Enunciado:
Diga se cada afirmação a seguir está de acordo com o texto sobre Manuel Marulanda, respondendo sim ou não e citando literalmente as palavras do texto que decidem a questão. (a) Manuel Marulanda morreu de uma crise cardíaca aos 78 anos. (b) Manuel Marulanda nasceu na aldeia de Genova. (c) Gustavo Petro é um senador de direita.

Trecho do texto:
■ ■ ■

De Marie Delcas
Ele era chamado de Tirofijo, "aquele que acerta na mosca". É um apelido que já diz muito sobre o personagem, também dotado de uma capacidade um tanto estranha. Esta terá permitido a Manuel Marulanda Vélez sobreviver por mais de meio-século travando combates no meio da selva. O chefe histórico das Forças Armadas Revolucionárias da Colômbia, as Farc, morreu, em 26 de março de 2008, de uma crise cardíaca. Ele tinha 78 anos.
O governo colombiano andou comemorando o falecimento do "instigador da violência armada". Desde então, os diferentes canais de televisão vêm exibindo programas nos quais são lembrados os inúmeros crimes atribuídos às suas tropas.
"Manuel Marulanda foi um grande guerreiro que conseguiu perder todas as oportunidades de fazer a paz que estiveram ao seu alcance", comenta Gustavo Petro, um senador de esquerda. "Quando a Colômbia estiver finalmente pacificada e se voltar para o passado, ela acabará aceitando a seguinte realidade: ele foi um personagem crucial da história do século 20".
Manuel Marulanda nasceu em 1930, perto da aldeia de Genova, situada no centro-oeste do país, no conturbado relevo da Cordilheira dos Andes. Do seu "território" no meio da selva, ele viu se sucederem mais de quinze presidentes da república.

■ ■ ■

Dados fornecidos:
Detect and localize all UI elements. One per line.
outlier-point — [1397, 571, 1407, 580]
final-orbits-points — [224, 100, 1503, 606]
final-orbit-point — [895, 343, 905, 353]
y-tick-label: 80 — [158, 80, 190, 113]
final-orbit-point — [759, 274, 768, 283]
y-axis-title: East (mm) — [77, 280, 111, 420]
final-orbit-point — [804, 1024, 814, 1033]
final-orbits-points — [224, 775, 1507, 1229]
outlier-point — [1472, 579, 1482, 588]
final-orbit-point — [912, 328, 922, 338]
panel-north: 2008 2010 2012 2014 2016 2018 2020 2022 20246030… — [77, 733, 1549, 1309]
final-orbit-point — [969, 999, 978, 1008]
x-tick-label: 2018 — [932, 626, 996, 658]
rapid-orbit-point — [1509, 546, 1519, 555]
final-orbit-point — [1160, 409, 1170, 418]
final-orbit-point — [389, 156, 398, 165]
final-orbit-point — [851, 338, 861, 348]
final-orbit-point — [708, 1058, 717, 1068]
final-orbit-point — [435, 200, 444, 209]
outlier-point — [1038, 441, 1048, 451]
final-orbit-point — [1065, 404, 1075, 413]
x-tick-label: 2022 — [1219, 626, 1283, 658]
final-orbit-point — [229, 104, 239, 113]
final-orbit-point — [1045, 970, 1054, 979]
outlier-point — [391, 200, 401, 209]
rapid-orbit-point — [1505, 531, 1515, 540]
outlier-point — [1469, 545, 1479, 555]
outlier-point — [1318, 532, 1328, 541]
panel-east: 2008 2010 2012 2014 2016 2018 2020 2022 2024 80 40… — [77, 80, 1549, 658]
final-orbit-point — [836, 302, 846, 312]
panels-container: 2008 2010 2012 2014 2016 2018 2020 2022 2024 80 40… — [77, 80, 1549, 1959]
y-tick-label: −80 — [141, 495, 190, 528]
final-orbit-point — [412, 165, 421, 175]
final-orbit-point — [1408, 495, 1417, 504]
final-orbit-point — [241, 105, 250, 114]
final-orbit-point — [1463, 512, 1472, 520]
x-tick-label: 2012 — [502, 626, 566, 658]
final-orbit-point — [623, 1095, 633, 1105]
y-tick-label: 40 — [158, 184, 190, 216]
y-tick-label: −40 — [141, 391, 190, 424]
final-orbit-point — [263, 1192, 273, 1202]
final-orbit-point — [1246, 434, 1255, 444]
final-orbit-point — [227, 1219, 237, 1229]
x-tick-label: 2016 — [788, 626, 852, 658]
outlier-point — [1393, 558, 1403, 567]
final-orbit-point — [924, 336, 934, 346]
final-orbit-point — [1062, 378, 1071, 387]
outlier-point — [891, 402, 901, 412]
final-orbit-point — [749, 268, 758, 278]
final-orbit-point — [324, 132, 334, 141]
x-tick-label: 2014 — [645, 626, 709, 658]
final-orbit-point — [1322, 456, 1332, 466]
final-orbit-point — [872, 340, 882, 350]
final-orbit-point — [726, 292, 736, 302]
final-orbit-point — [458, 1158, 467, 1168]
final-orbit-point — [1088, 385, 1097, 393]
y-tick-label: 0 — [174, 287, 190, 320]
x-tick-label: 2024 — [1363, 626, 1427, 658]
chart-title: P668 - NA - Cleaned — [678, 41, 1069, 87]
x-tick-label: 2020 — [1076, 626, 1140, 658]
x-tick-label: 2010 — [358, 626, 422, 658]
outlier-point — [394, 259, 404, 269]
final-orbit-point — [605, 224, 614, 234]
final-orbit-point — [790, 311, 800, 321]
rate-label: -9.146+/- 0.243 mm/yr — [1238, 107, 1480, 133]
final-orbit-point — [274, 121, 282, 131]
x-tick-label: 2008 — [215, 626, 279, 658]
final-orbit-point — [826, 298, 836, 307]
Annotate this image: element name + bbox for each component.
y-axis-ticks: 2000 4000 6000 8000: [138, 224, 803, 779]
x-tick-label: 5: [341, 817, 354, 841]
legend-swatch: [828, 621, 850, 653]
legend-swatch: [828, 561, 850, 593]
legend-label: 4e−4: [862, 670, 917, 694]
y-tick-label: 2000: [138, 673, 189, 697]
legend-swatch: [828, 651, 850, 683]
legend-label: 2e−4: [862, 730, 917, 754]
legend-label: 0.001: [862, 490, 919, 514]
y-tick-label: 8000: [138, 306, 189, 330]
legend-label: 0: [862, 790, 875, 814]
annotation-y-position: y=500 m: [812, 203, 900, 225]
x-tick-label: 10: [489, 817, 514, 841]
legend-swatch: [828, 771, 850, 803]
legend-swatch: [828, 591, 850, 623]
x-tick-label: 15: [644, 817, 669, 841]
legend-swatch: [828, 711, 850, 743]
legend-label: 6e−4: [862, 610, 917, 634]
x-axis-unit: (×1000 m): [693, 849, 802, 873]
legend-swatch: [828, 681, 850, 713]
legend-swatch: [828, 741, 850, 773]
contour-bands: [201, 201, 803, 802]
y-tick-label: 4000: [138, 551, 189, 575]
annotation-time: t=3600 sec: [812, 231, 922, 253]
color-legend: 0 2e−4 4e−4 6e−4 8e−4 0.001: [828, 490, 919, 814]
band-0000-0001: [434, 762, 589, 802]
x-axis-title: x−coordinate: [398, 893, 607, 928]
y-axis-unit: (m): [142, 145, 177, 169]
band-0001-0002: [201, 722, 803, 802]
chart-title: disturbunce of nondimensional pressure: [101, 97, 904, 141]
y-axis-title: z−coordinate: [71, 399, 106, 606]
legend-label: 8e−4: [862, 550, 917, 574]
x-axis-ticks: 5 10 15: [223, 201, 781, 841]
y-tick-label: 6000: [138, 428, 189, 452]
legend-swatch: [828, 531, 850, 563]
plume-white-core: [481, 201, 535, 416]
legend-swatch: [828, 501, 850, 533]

■ ■ ■

Resposta:
(a) Sim: "morreu, em 26 de março de 2008, de uma crise cardíaca. Ele tinha 78 anos."
(b) Não: "nasceu em 1930, perto da aldeia de Genova"
(c) Não: "Gustavo Petro, um senador de esquerda"